» **TASK DESCRIPTION**
Take every line from the listing below that includes "Friedlingstein" and copy it.

» **EXERCISE MATERIAL**
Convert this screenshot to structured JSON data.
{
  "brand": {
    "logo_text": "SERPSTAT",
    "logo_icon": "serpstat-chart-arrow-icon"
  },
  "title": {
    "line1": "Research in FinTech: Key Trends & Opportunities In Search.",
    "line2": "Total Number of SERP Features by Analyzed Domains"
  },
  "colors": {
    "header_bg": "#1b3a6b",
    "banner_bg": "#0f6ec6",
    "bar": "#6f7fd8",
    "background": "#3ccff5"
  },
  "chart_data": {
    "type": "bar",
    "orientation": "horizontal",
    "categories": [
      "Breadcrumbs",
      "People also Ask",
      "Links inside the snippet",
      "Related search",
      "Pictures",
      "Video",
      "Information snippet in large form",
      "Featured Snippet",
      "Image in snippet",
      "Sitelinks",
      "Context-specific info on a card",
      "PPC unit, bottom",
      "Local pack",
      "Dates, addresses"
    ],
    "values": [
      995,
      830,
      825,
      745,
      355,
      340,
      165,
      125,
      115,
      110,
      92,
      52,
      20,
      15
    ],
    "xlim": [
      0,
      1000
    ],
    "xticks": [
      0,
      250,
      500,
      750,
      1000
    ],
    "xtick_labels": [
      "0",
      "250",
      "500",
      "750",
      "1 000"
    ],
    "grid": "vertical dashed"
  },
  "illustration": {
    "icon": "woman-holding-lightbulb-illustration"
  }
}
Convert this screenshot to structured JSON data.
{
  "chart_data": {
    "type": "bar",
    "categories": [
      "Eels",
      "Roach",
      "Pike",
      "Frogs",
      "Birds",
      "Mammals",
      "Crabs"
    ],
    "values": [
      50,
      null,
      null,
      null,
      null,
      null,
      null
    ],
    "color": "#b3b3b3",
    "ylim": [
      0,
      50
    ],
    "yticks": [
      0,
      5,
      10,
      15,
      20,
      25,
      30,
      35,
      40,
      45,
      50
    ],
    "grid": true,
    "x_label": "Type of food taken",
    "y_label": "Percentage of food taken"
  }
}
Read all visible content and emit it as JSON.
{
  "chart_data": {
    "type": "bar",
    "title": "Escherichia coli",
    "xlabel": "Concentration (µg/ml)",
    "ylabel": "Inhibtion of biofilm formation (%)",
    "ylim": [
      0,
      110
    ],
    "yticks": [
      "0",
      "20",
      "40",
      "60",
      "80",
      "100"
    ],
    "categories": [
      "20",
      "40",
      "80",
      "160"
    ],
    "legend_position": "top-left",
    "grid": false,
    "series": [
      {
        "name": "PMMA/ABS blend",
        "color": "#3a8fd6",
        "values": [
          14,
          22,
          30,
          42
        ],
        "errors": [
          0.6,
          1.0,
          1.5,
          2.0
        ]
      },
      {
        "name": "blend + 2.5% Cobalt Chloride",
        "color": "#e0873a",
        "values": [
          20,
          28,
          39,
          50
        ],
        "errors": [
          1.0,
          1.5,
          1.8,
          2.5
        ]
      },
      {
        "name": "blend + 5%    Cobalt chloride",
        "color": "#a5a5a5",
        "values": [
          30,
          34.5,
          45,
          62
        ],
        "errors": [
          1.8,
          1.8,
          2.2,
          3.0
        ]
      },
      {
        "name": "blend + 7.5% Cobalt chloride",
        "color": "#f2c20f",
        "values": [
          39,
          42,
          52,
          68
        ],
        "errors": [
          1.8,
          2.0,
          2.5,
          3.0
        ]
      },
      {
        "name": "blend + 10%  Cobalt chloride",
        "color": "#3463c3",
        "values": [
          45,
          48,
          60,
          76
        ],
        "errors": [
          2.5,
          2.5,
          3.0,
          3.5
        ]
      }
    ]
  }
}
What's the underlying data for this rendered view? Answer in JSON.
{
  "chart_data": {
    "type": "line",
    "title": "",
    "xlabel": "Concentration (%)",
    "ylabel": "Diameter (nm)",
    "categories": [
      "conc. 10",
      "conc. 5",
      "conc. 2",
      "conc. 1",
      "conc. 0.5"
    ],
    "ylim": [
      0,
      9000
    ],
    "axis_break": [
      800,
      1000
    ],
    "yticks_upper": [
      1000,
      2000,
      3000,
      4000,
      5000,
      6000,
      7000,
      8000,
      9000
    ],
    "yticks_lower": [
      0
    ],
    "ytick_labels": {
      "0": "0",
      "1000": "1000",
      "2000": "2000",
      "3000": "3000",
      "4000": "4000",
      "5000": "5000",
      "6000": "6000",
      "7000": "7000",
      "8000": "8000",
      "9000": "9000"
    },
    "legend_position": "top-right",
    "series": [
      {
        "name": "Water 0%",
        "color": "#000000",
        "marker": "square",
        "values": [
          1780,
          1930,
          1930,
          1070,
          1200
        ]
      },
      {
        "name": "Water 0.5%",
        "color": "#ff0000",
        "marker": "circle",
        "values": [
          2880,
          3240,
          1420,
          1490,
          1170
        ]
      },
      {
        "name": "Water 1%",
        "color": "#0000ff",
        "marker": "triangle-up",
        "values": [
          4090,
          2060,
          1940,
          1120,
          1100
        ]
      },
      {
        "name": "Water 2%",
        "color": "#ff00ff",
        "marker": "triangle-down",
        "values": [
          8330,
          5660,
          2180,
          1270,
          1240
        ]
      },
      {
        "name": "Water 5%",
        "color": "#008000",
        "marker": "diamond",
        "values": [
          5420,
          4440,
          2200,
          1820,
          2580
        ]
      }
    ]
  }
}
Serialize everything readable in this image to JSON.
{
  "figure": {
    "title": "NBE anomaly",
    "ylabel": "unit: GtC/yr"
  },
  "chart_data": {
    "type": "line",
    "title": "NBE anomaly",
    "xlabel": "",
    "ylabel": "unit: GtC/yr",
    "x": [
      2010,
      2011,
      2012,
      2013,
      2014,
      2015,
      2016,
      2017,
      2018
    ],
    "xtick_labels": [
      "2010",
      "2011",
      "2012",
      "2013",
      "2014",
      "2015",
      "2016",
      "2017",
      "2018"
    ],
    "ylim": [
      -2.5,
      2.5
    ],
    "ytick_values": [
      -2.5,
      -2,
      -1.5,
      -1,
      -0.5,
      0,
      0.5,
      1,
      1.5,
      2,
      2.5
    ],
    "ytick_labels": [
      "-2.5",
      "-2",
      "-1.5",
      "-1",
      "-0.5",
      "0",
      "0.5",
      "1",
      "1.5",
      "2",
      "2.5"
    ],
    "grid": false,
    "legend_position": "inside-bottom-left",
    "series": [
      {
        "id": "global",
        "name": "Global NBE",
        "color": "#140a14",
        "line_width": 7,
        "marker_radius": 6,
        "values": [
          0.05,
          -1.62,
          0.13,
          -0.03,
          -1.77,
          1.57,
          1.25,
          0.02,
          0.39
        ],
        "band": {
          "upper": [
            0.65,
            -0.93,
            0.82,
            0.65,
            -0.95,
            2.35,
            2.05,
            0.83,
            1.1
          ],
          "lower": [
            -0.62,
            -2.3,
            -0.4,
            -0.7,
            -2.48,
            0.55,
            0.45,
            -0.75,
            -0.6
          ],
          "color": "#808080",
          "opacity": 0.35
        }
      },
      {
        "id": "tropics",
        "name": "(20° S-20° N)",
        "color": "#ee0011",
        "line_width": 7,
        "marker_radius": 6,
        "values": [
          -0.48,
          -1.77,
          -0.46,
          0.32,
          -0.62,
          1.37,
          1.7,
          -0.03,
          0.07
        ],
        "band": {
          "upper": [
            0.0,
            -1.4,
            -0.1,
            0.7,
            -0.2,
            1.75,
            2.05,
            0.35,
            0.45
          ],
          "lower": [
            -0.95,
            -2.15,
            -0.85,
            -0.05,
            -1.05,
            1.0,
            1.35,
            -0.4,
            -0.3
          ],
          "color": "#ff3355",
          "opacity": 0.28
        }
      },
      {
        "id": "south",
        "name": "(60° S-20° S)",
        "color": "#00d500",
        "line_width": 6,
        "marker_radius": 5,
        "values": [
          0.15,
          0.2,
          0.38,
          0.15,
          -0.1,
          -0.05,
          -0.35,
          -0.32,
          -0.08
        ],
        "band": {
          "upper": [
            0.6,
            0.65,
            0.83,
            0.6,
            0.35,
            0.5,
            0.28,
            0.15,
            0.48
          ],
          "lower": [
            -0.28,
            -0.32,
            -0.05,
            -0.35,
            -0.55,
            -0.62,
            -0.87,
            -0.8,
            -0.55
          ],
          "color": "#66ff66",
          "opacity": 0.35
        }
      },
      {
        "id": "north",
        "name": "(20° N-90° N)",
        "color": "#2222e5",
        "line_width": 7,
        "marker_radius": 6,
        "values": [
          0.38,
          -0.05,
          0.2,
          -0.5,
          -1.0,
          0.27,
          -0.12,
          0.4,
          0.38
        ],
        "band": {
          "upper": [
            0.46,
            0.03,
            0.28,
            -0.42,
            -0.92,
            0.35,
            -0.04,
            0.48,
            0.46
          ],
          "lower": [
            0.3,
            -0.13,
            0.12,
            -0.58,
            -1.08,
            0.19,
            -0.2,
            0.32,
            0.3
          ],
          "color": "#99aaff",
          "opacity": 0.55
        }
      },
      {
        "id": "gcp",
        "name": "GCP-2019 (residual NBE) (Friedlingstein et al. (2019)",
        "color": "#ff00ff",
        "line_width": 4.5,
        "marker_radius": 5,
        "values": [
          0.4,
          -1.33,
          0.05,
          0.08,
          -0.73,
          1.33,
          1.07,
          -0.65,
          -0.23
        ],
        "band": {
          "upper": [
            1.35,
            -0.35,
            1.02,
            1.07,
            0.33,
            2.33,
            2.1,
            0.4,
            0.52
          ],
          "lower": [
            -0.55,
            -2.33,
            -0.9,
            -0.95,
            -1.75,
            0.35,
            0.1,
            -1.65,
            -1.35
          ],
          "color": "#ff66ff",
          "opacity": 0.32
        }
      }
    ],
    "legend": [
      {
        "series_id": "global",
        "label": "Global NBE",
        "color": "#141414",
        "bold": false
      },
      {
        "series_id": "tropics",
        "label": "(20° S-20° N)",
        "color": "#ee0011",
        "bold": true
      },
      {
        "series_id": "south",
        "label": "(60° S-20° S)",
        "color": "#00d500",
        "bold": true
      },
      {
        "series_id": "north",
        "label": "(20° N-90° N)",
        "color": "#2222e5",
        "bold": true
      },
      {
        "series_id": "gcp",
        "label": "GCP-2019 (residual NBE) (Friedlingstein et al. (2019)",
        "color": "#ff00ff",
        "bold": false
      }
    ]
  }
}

» **TASK OUTPUT**
        "name": "GCP-2019 (residual NBE) (Friedlingstein et al. (2019)",
        "label": "GCP-2019 (residual NBE) (Friedlingstein et al. (2019)",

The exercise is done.